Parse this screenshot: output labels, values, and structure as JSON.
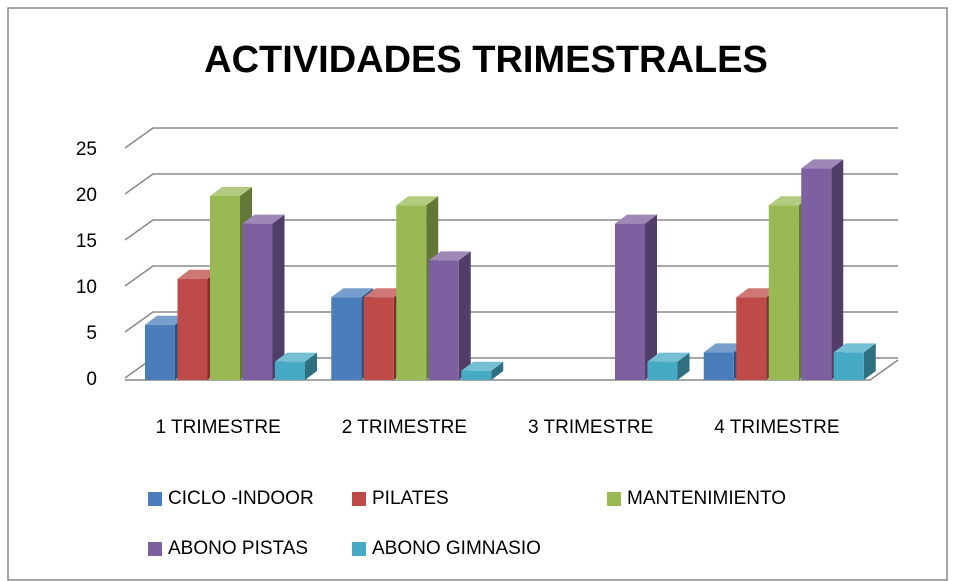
{
  "chart_data": {
    "type": "bar3d",
    "title": "ACTIVIDADES TRIMESTRALES",
    "categories": [
      "1 TRIMESTRE",
      "2 TRIMESTRE",
      "3 TRIMESTRE",
      "4 TRIMESTRE"
    ],
    "series": [
      {
        "name": "CICLO -INDOOR",
        "color": "#4a7ebb",
        "values": [
          6,
          9,
          null,
          3
        ]
      },
      {
        "name": "PILATES",
        "color": "#be4b48",
        "values": [
          11,
          9,
          null,
          9
        ]
      },
      {
        "name": "MANTENIMIENTO",
        "color": "#98b954",
        "values": [
          20,
          19,
          null,
          19
        ]
      },
      {
        "name": "ABONO PISTAS",
        "color": "#7d60a0",
        "values": [
          17,
          13,
          17,
          23
        ]
      },
      {
        "name": "ABONO GIMNASIO",
        "color": "#46aac5",
        "values": [
          2,
          1,
          2,
          3
        ]
      }
    ],
    "ylim": [
      0,
      25
    ],
    "yticks": [
      0,
      5,
      10,
      15,
      20,
      25
    ],
    "grid": true,
    "legend": "bottom"
  }
}
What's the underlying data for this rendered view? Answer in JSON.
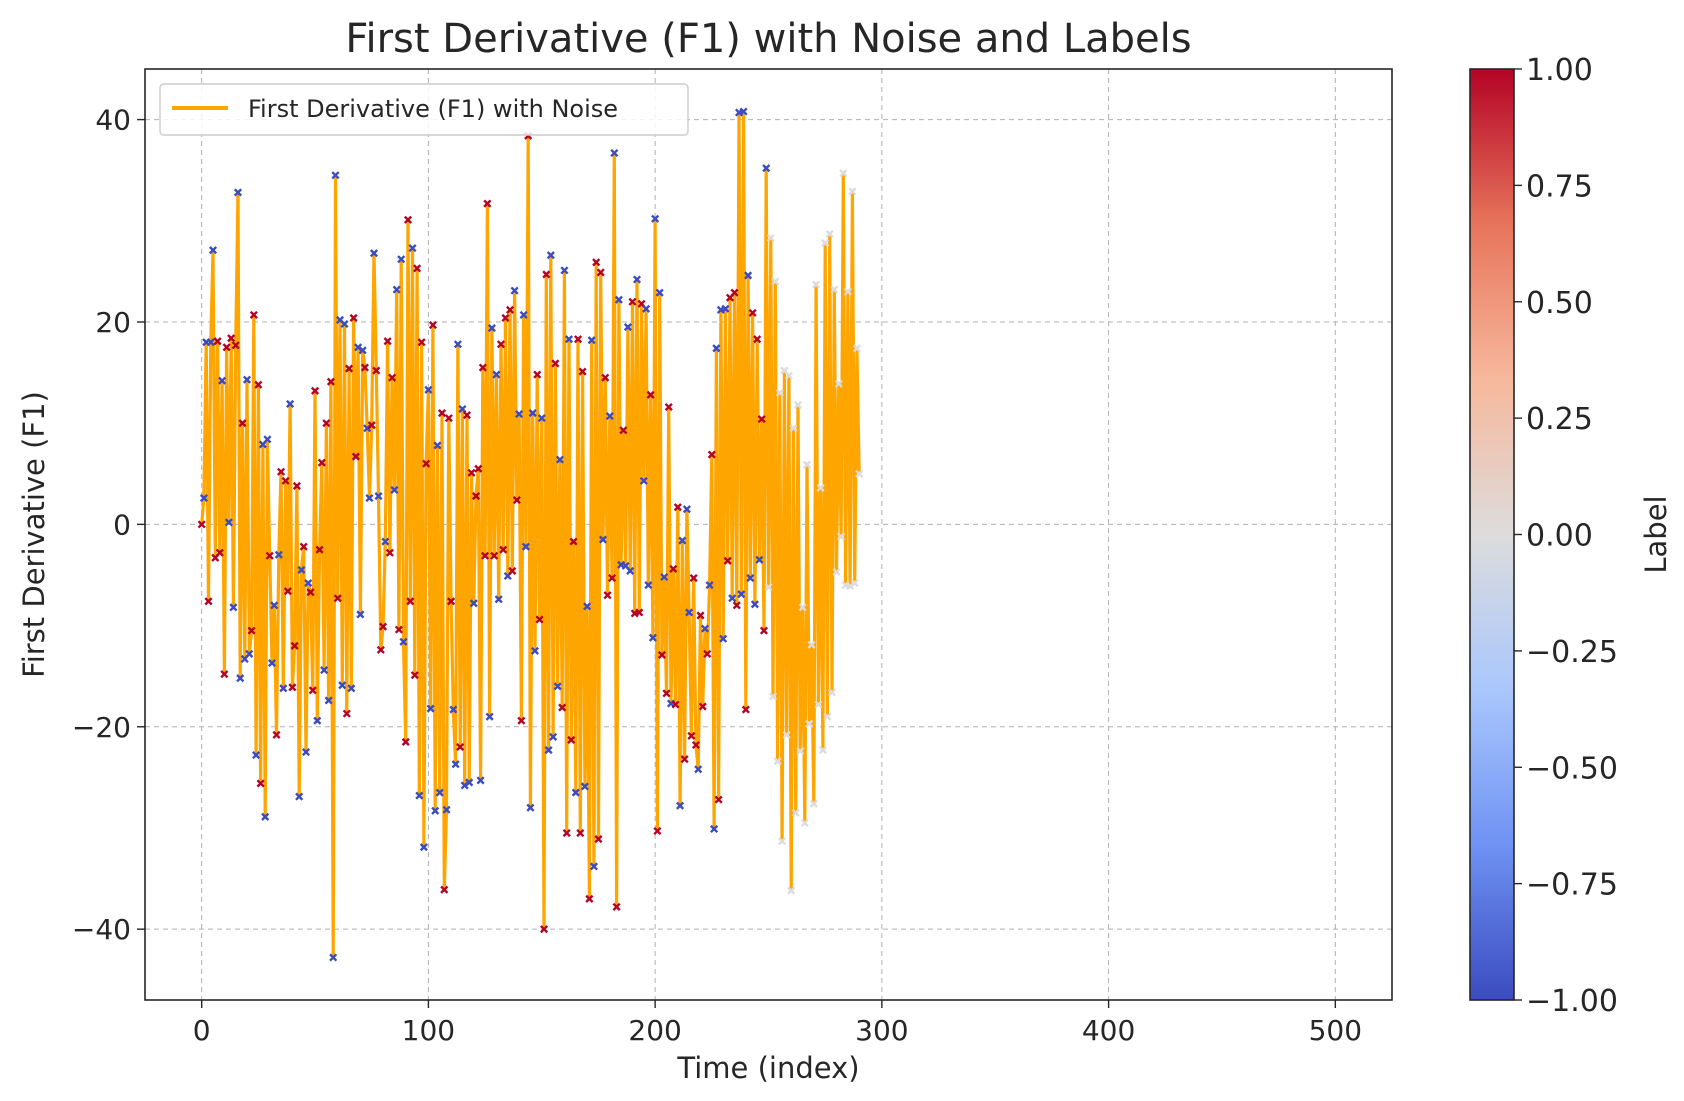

....

#### Task to carry out:
Copy each line above that contains the string "this".

#### Task solution:
Parse this screenshot: output labels, values, and structure as JSON.
What's the underlying data for this rendered view? Answer in JSON.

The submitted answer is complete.